++++ SUPPLIED DATA

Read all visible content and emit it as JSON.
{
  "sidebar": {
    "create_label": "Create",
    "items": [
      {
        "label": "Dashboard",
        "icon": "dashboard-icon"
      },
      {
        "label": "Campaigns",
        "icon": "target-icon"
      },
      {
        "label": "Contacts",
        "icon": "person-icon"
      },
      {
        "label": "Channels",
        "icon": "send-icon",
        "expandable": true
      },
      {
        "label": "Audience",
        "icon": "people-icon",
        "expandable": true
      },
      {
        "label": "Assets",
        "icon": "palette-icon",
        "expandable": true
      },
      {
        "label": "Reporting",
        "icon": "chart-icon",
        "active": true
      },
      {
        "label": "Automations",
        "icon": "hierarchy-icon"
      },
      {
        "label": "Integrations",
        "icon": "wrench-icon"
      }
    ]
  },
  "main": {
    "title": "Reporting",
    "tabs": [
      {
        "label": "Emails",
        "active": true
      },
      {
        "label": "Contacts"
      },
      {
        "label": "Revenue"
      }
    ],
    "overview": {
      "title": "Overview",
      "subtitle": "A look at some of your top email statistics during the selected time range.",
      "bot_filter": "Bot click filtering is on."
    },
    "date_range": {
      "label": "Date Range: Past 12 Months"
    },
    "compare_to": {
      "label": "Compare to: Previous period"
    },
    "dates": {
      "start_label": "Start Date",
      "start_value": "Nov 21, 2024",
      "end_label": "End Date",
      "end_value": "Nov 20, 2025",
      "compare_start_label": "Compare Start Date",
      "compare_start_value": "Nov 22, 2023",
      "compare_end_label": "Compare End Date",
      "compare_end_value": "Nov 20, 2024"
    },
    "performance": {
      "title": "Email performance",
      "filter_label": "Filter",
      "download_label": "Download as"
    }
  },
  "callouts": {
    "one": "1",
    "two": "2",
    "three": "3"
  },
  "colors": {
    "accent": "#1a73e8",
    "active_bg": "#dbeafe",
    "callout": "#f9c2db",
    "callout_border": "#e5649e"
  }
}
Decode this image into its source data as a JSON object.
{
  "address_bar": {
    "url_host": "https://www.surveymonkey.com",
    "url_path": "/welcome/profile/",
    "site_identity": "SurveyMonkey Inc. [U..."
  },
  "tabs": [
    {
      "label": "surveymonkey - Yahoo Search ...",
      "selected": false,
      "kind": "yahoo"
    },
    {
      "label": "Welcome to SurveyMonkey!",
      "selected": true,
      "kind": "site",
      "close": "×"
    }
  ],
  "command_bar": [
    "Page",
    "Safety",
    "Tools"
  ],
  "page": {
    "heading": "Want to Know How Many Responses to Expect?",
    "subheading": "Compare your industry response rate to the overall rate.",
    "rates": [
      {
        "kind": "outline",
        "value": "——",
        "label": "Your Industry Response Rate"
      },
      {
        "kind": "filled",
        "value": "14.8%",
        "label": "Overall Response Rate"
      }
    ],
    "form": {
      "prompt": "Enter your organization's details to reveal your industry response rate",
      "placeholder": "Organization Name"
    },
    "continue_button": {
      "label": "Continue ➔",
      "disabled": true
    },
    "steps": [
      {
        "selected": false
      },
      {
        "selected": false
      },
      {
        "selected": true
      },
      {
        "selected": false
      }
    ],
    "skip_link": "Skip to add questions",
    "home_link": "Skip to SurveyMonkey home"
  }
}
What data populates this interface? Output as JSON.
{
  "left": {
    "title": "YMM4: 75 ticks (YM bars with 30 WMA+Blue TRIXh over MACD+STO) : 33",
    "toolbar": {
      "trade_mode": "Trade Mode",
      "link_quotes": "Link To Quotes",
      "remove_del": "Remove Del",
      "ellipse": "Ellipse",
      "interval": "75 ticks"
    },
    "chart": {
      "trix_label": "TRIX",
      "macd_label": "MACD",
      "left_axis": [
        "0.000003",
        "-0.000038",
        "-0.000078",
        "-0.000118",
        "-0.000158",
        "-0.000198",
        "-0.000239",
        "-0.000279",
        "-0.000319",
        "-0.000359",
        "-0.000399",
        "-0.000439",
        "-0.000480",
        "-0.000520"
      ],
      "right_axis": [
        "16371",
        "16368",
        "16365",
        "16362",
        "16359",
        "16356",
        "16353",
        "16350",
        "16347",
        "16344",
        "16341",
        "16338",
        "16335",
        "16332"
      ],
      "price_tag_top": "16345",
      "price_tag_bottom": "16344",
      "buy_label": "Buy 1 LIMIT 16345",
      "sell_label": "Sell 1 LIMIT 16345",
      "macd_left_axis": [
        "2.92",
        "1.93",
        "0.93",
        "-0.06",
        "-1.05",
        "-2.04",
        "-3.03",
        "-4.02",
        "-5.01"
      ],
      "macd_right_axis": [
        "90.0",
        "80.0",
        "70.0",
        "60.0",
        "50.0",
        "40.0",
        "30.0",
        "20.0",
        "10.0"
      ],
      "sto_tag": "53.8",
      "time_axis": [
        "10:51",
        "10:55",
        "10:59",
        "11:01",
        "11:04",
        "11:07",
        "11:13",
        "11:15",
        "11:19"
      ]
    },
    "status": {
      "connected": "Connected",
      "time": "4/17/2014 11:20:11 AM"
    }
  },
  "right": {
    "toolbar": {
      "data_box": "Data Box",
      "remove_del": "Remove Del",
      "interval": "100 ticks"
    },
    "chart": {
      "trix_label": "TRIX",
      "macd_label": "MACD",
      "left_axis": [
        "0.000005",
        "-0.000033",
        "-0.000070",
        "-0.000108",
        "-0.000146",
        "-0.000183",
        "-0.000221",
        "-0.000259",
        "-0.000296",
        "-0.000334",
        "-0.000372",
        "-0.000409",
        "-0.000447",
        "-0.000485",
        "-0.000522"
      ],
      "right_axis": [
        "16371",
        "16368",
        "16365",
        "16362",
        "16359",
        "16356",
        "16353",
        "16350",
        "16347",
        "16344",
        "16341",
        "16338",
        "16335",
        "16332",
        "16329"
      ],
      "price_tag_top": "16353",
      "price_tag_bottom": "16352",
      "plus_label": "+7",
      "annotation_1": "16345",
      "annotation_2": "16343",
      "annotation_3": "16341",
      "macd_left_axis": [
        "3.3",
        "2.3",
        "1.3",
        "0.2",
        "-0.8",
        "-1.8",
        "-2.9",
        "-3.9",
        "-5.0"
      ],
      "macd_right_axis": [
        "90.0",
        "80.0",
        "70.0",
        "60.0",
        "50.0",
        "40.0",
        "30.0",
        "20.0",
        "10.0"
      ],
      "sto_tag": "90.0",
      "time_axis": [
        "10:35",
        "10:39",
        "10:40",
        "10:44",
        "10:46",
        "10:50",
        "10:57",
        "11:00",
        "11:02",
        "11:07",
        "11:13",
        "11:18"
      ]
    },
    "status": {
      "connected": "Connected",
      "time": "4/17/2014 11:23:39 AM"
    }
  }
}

++++++++

GIVEN INSTRUCTION - Copy the records above exactly.

FINISHED EXERCISE -
Read all visible content and emit it as JSON.
{
  "sidebar": {
    "create_label": "Create",
    "items": [
      {
        "label": "Dashboard",
        "icon": "dashboard-icon"
      },
      {
        "label": "Campaigns",
        "icon": "target-icon"
      },
      {
        "label": "Contacts",
        "icon": "person-icon"
      },
      {
        "label": "Channels",
        "icon": "send-icon",
        "expandable": true
      },
      {
        "label": "Audience",
        "icon": "people-icon",
        "expandable": true
      },
      {
        "label": "Assets",
        "icon": "palette-icon",
        "expandable": true
      },
      {
        "label": "Reporting",
        "icon": "chart-icon",
        "active": true
      },
      {
        "label": "Automations",
        "icon": "hierarchy-icon"
      },
      {
        "label": "Integrations",
        "icon": "wrench-icon"
      }
    ]
  },
  "main": {
    "title": "Reporting",
    "tabs": [
      {
        "label": "Emails",
        "active": true
      },
      {
        "label": "Contacts"
      },
      {
        "label": "Revenue"
      }
    ],
    "overview": {
      "title": "Overview",
      "subtitle": "A look at some of your top email statistics during the selected time range.",
      "bot_filter": "Bot click filtering is on."
    },
    "date_range": {
      "label": "Date Range: Past 12 Months"
    },
    "compare_to": {
      "label": "Compare to: Previous period"
    },
    "dates": {
      "start_label": "Start Date",
      "start_value": "Nov 21, 2024",
      "end_label": "End Date",
      "end_value": "Nov 20, 2025",
      "compare_start_label": "Compare Start Date",
      "compare_start_value": "Nov 22, 2023",
      "compare_end_label": "Compare End Date",
      "compare_end_value": "Nov 20, 2024"
    },
    "performance": {
      "title": "Email performance",
      "filter_label": "Filter",
      "download_label": "Download as"
    }
  },
  "callouts": {
    "one": "1",
    "two": "2",
    "three": "3"
  },
  "colors": {
    "accent": "#1a73e8",
    "active_bg": "#dbeafe",
    "callout": "#f9c2db",
    "callout_border": "#e5649e"
  }
}
Decode this image into its source data as a JSON object.
{
  "address_bar": {
    "url_host": "https://www.surveymonkey.com",
    "url_path": "/welcome/profile/",
    "site_identity": "SurveyMonkey Inc. [U..."
  },
  "tabs": [
    {
      "label": "surveymonkey - Yahoo Search ...",
      "selected": false,
      "kind": "yahoo"
    },
    {
      "label": "Welcome to SurveyMonkey!",
      "selected": true,
      "kind": "site",
      "close": "×"
    }
  ],
  "command_bar": [
    "Page",
    "Safety",
    "Tools"
  ],
  "page": {
    "heading": "Want to Know How Many Responses to Expect?",
    "subheading": "Compare your industry response rate to the overall rate.",
    "rates": [
      {
        "kind": "outline",
        "value": "——",
        "label": "Your Industry Response Rate"
      },
      {
        "kind": "filled",
        "value": "14.8%",
        "label": "Overall Response Rate"
      }
    ],
    "form": {
      "prompt": "Enter your organization's details to reveal your industry response rate",
      "placeholder": "Organization Name"
    },
    "continue_button": {
      "label": "Continue ➔",
      "disabled": true
    },
    "steps": [
      {
        "selected": false
      },
      {
        "selected": false
      },
      {
        "selected": true
      },
      {
        "selected": false
      }
    ],
    "skip_link": "Skip to add questions",
    "home_link": "Skip to SurveyMonkey home"
  }
}
What data populates this interface? Output as JSON.
{
  "left": {
    "title": "YMM4: 75 ticks (YM bars with 30 WMA+Blue TRIXh over MACD+STO) : 33",
    "toolbar": {
      "trade_mode": "Trade Mode",
      "link_quotes": "Link To Quotes",
      "remove_del": "Remove Del",
      "ellipse": "Ellipse",
      "interval": "75 ticks"
    },
    "chart": {
      "trix_label": "TRIX",
      "macd_label": "MACD",
      "left_axis": [
        "0.000003",
        "-0.000038",
        "-0.000078",
        "-0.000118",
        "-0.000158",
        "-0.000198",
        "-0.000239",
        "-0.000279",
        "-0.000319",
        "-0.000359",
        "-0.000399",
        "-0.000439",
        "-0.000480",
        "-0.000520"
      ],
      "right_axis": [
        "16371",
        "16368",
        "16365",
        "16362",
        "16359",
        "16356",
        "16353",
        "16350",
        "16347",
        "16344",
        "16341",
        "16338",
        "16335",
        "16332"
      ],
      "price_tag_top": "16345",
      "price_tag_bottom": "16344",
      "buy_label": "Buy 1 LIMIT 16345",
      "sell_label": "Sell 1 LIMIT 16345",
      "macd_left_axis": [
        "2.92",
        "1.93",
        "0.93",
        "-0.06",
        "-1.05",
        "-2.04",
        "-3.03",
        "-4.02",
        "-5.01"
      ],
      "macd_right_axis": [
        "90.0",
        "80.0",
        "70.0",
        "60.0",
        "50.0",
        "40.0",
        "30.0",
        "20.0",
        "10.0"
      ],
      "sto_tag": "53.8",
      "time_axis": [
        "10:51",
        "10:55",
        "10:59",
        "11:01",
        "11:04",
        "11:07",
        "11:13",
        "11:15",
        "11:19"
      ]
    },
    "status": {
      "connected": "Connected",
      "time": "4/17/2014 11:20:11 AM"
    }
  },
  "right": {
    "toolbar": {
      "data_box": "Data Box",
      "remove_del": "Remove Del",
      "interval": "100 ticks"
    },
    "chart": {
      "trix_label": "TRIX",
      "macd_label": "MACD",
      "left_axis": [
        "0.000005",
        "-0.000033",
        "-0.000070",
        "-0.000108",
        "-0.000146",
        "-0.000183",
        "-0.000221",
        "-0.000259",
        "-0.000296",
        "-0.000334",
        "-0.000372",
        "-0.000409",
        "-0.000447",
        "-0.000485",
        "-0.000522"
      ],
      "right_axis": [
        "16371",
        "16368",
        "16365",
        "16362",
        "16359",
        "16356",
        "16353",
        "16350",
        "16347",
        "16344",
        "16341",
        "16338",
        "16335",
        "16332",
        "16329"
      ],
      "price_tag_top": "16353",
      "price_tag_bottom": "16352",
      "plus_label": "+7",
      "annotation_1": "16345",
      "annotation_2": "16343",
      "annotation_3": "16341",
      "macd_left_axis": [
        "3.3",
        "2.3",
        "1.3",
        "0.2",
        "-0.8",
        "-1.8",
        "-2.9",
        "-3.9",
        "-5.0"
      ],
      "macd_right_axis": [
        "90.0",
        "80.0",
        "70.0",
        "60.0",
        "50.0",
        "40.0",
        "30.0",
        "20.0",
        "10.0"
      ],
      "sto_tag": "90.0",
      "time_axis": [
        "10:35",
        "10:39",
        "10:40",
        "10:44",
        "10:46",
        "10:50",
        "10:57",
        "11:00",
        "11:02",
        "11:07",
        "11:13",
        "11:18"
      ]
    },
    "status": {
      "connected": "Connected",
      "time": "4/17/2014 11:23:39 AM"
    }
  }
}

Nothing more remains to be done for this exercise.